Set task
Your task is to write out exactly the lines from the line containing "Enumerate this screenshot's" through the end of the records, inclusive at both ends.

## start Supplied data

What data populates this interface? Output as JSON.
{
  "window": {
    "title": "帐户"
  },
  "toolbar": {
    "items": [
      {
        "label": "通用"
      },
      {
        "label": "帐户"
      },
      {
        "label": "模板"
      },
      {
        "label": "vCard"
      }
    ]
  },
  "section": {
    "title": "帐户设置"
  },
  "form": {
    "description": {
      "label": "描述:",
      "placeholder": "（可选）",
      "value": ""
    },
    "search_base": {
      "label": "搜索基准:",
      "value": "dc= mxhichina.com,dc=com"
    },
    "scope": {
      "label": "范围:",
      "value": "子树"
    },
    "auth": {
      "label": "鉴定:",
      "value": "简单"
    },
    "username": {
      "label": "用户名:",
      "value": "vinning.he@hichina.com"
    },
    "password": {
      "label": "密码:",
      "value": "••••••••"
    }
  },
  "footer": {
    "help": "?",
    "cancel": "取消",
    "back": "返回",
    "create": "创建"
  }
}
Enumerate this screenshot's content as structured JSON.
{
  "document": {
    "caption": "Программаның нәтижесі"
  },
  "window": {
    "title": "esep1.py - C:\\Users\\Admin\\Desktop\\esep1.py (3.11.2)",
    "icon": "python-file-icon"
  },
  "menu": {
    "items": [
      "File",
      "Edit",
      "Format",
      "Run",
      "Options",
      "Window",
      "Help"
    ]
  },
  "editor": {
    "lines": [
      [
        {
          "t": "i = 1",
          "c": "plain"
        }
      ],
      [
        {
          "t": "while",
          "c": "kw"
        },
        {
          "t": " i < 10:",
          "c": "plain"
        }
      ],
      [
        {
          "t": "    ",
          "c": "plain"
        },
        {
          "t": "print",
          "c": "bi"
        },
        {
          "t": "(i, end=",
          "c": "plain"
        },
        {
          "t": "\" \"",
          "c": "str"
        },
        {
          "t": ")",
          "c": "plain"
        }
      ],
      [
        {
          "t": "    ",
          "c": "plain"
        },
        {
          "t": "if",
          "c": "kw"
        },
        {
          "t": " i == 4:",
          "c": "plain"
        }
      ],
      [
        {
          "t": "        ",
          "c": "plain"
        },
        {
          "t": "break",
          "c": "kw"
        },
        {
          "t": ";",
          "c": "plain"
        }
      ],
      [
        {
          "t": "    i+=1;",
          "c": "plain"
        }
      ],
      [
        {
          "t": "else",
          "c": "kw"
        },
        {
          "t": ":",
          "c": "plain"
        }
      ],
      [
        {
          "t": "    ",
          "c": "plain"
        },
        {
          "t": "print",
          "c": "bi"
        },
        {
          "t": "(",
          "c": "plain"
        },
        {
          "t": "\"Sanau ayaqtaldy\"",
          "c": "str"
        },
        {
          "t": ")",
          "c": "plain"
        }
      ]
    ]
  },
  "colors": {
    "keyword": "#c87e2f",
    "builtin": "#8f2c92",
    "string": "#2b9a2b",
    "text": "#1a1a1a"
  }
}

## end Supplied data

The reply
Enumerate this screenshot's content as structured JSON.
{
  "document": {
    "caption": "Программаның нәтижесі"
  },
  "window": {
    "title": "esep1.py - C:\\Users\\Admin\\Desktop\\esep1.py (3.11.2)",
    "icon": "python-file-icon"
  },
  "menu": {
    "items": [
      "File",
      "Edit",
      "Format",
      "Run",
      "Options",
      "Window",
      "Help"
    ]
  },
  "editor": {
    "lines": [
      [
        {
          "t": "i = 1",
          "c": "plain"
        }
      ],
      [
        {
          "t": "while",
          "c": "kw"
        },
        {
          "t": " i < 10:",
          "c": "plain"
        }
      ],
      [
        {
          "t": "    ",
          "c": "plain"
        },
        {
          "t": "print",
          "c": "bi"
        },
        {
          "t": "(i, end=",
          "c": "plain"
        },
        {
          "t": "\" \"",
          "c": "str"
        },
        {
          "t": ")",
          "c": "plain"
        }
      ],
      [
        {
          "t": "    ",
          "c": "plain"
        },
        {
          "t": "if",
          "c": "kw"
        },
        {
          "t": " i == 4:",
          "c": "plain"
        }
      ],
      [
        {
          "t": "        ",
          "c": "plain"
        },
        {
          "t": "break",
          "c": "kw"
        },
        {
          "t": ";",
          "c": "plain"
        }
      ],
      [
        {
          "t": "    i+=1;",
          "c": "plain"
        }
      ],
      [
        {
          "t": "else",
          "c": "kw"
        },
        {
          "t": ":",
          "c": "plain"
        }
      ],
      [
        {
          "t": "    ",
          "c": "plain"
        },
        {
          "t": "print",
          "c": "bi"
        },
        {
          "t": "(",
          "c": "plain"
        },
        {
          "t": "\"Sanau ayaqtaldy\"",
          "c": "str"
        },
        {
          "t": ")",
          "c": "plain"
        }
      ]
    ]
  },
  "colors": {
    "keyword": "#c87e2f",
    "builtin": "#8f2c92",
    "string": "#2b9a2b",
    "text": "#1a1a1a"
  }
}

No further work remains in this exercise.